Reproduce the material below line for line, without the pictures.
*** Exercise data
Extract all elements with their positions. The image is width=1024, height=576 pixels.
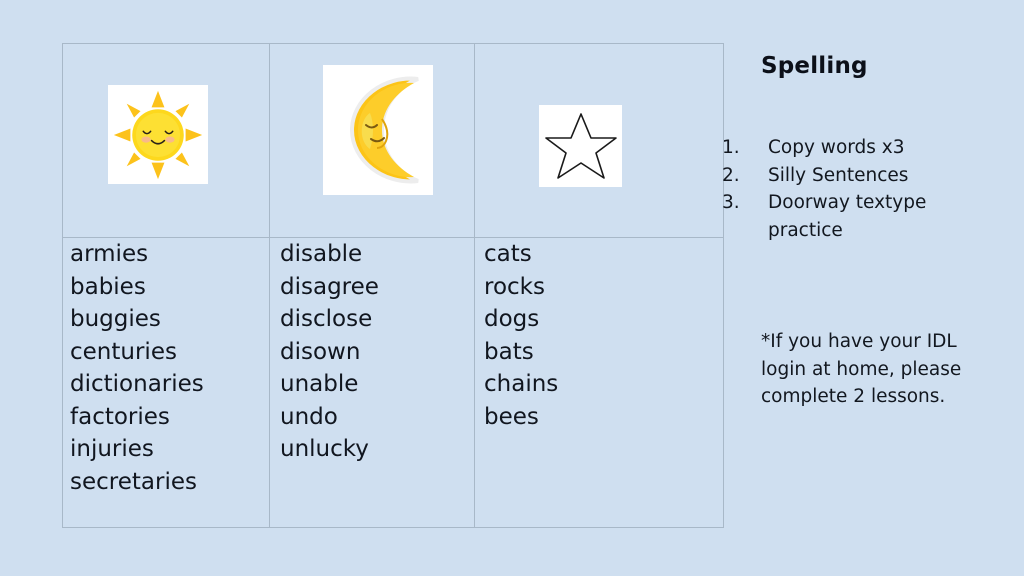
page-title: Spelling (761, 53, 868, 79)
list-item: undo (280, 403, 338, 430)
list-item: rocks (484, 273, 545, 300)
word-list-2: disable disagree disclose disown unable … (270, 238, 474, 466)
word-list-3: cats rocks dogs bats chains bees (475, 238, 723, 433)
list-item: buggies (70, 306, 161, 332)
list-item: disown (280, 338, 361, 365)
task-list: Copy words x3 Silly Sentences Doorway te… (722, 134, 972, 244)
task-list-item: Silly Sentences (722, 162, 909, 189)
list-item: armies (70, 241, 149, 267)
list-item: factories (70, 403, 170, 430)
list-item: unlucky (280, 436, 369, 462)
word-list-1: armies babies buggies centuries dictiona… (63, 238, 269, 498)
task-list-item: Doorway textype practice (722, 189, 927, 241)
list-item: disable (280, 241, 363, 267)
list-item: babies (70, 273, 146, 300)
list-item: injuries (70, 436, 154, 462)
star-image-cell (474, 43, 724, 238)
list-item: chains (484, 371, 559, 397)
spelling-word-table: armies babies buggies centuries dictiona… (62, 43, 724, 528)
list-item: unable (280, 371, 359, 397)
slide-canvas: armies babies buggies centuries dictiona… (0, 0, 1024, 576)
list-item: centuries (70, 338, 177, 365)
word-column-1: armies babies buggies centuries dictiona… (62, 237, 270, 528)
list-item: secretaries (70, 468, 197, 495)
word-column-2: disable disagree disclose disown unable … (269, 237, 475, 528)
list-item: bees (484, 403, 539, 430)
table-row-words: armies babies buggies centuries dictiona… (62, 237, 724, 528)
list-item: bats (484, 338, 534, 365)
word-column-3: cats rocks dogs bats chains bees (474, 237, 724, 528)
list-item: dictionaries (70, 371, 204, 397)
idl-note: *If you have your IDL login at home, ple… (761, 331, 962, 407)
list-item: disagree (280, 273, 379, 300)
sun-icon (108, 85, 208, 184)
list-item: disclose (280, 306, 373, 332)
spelling-panel: Spelling Copy words x3 Silly Sentences D… (722, 52, 1013, 407)
sun-image-cell (62, 43, 270, 238)
star-icon (539, 105, 622, 187)
task-list-item: Copy words x3 (722, 134, 905, 161)
moon-image-cell (269, 43, 475, 238)
moon-icon (323, 65, 433, 195)
table-row-images (62, 43, 724, 238)
list-item: dogs (484, 306, 540, 332)
list-item: cats (484, 241, 532, 267)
******
### [Exercise solution]
Extract all elements with their positions. The image is width=1024, height=576 pixels.
page-title: Spelling (761, 53, 868, 79)
list-item: undo (280, 403, 338, 430)
list-item: rocks (484, 273, 545, 300)
word-list-2: disable disagree disclose disown unable … (270, 238, 474, 466)
word-list-3: cats rocks dogs bats chains bees (475, 238, 723, 433)
list-item: buggies (70, 306, 161, 332)
list-item: disown (280, 338, 361, 365)
task-list: Copy words x3 Silly Sentences Doorway te… (722, 134, 972, 244)
task-list-item: Silly Sentences (722, 162, 909, 189)
list-item: armies (70, 241, 149, 267)
list-item: factories (70, 403, 170, 430)
list-item: unlucky (280, 436, 369, 462)
word-list-1: armies babies buggies centuries dictiona… (63, 238, 269, 498)
task-list-item: Doorway textype practice (722, 189, 927, 241)
list-item: disable (280, 241, 363, 267)
list-item: babies (70, 273, 146, 300)
list-item: injuries (70, 436, 154, 462)
star-image-cell (474, 43, 724, 238)
list-item: chains (484, 371, 559, 397)
spelling-word-table: armies babies buggies centuries dictiona… (62, 43, 724, 528)
list-item: unable (280, 371, 359, 397)
slide-canvas: armies babies buggies centuries dictiona… (0, 0, 1024, 576)
list-item: centuries (70, 338, 177, 365)
word-column-1: armies babies buggies centuries dictiona… (62, 237, 270, 528)
list-item: secretaries (70, 468, 197, 495)
word-column-2: disable disagree disclose disown unable … (269, 237, 475, 528)
list-item: bees (484, 403, 539, 430)
table-row-words: armies babies buggies centuries dictiona… (62, 237, 724, 528)
list-item: bats (484, 338, 534, 365)
word-column-3: cats rocks dogs bats chains bees (474, 237, 724, 528)
list-item: dictionaries (70, 371, 204, 397)
idl-note: *If you have your IDL login at home, ple… (761, 331, 962, 407)
list-item: disagree (280, 273, 379, 300)
sun-icon (108, 85, 208, 184)
list-item: disclose (280, 306, 373, 332)
spelling-panel: Spelling Copy words x3 Silly Sentences D… (722, 52, 1013, 407)
sun-image-cell (62, 43, 270, 238)
star-icon (539, 105, 622, 187)
task-list-item: Copy words x3 (722, 134, 905, 161)
moon-image-cell (269, 43, 475, 238)
moon-icon (323, 65, 433, 195)
table-row-images (62, 43, 724, 238)
list-item: dogs (484, 306, 540, 332)
list-item: cats (484, 241, 532, 267)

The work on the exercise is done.